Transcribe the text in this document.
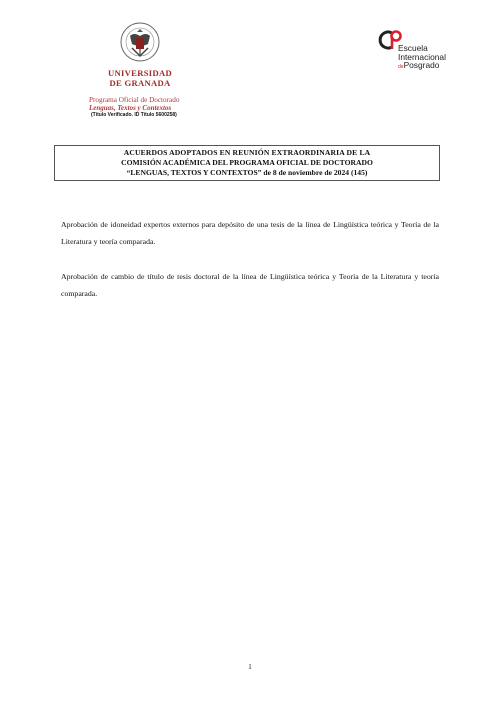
UNIVERSIDAD
DE GRANADA
Programa Oficial de Doctorado
Lenguas, Textos y Contextos
(Título Verificado. ID Título 5600258)
Escuela
Internacional
dePosgrado
ACUERDOS ADOPTADOS EN REUNIÓN EXTRAORDINARIA DE LA
COMISIÓN ACADÉMICA DEL PROGRAMA OFICIAL DE DOCTORADO
“LENGUAS, TEXTOS Y CONTEXTOS” de 8 de noviembre de 2024 (145)

Aprobación de idoneidad expertos externos para depósito de una tesis de la línea de Lingüística teórica y Teoría de la Literatura y teoría comparada.

Aprobación de cambio de título de tesis doctoral de la línea de Lingüística teórica y Teoría de la Literatura y teoría comparada.

1
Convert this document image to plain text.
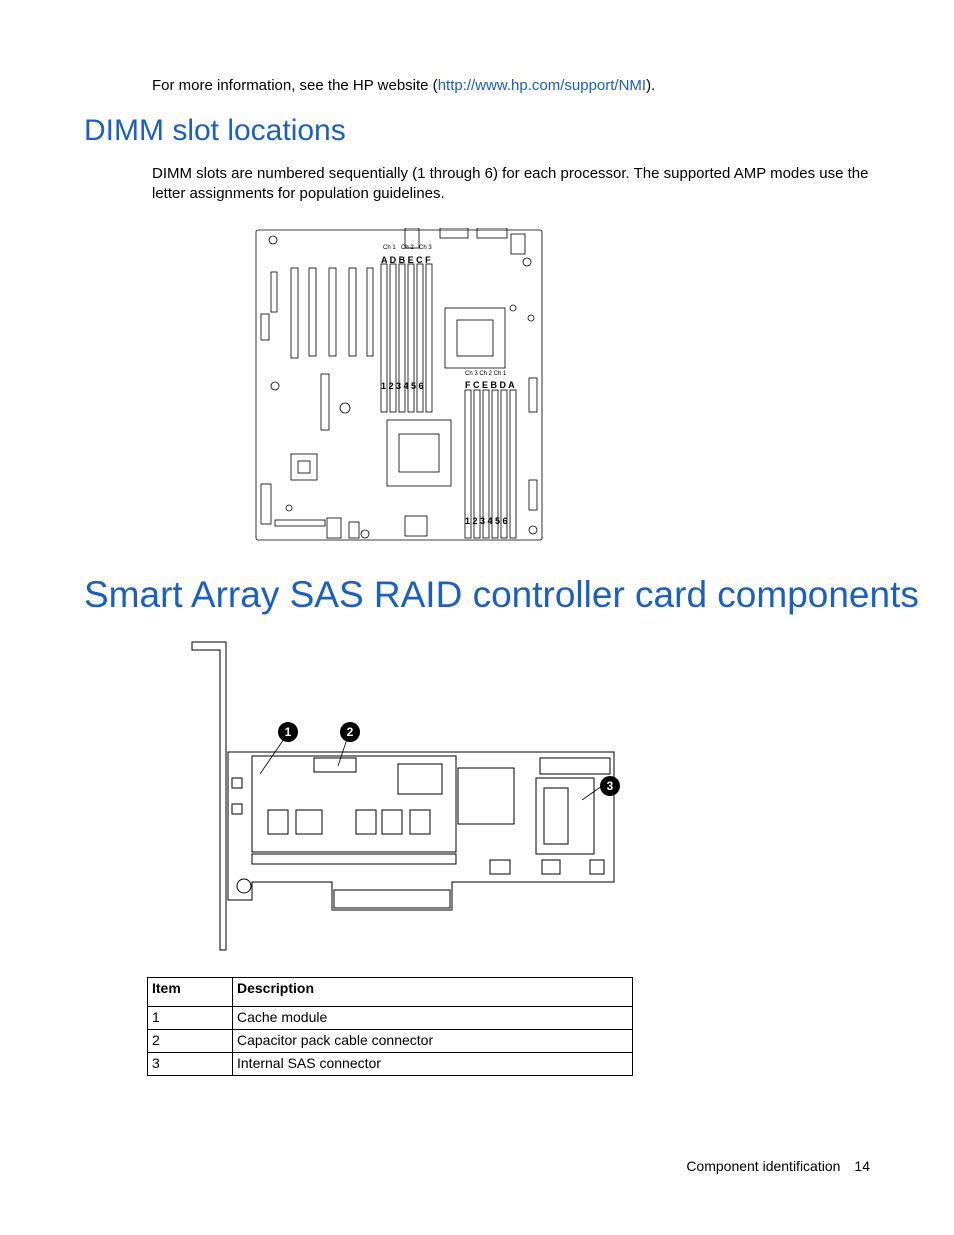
For more information, see the HP website (http://www.hp.com/support/NMI).
DIMM slot locations
DIMM slots are numbered sequentially (1 through 6) for each processor. The supported AMP modes use the
letter assignments for population guidelines.
Ch 1 Ch 2 Ch 3
A D B E C F
1 2 3 4 5 6
Ch 3 Ch 2 Ch 1
F C E B D A
1 2 3 4 5 6
Smart Array SAS RAID controller card components
1	2
3
Item	Description
1	Cache module
2	Capacitor pack cable connector
3	Internal SAS connector
Component identification 14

....

REQUIREMENTS: Check every line of the listing for the string "Teoría" and report how many lines have it, as a number alone.

COMPLETE RESPONSE: 2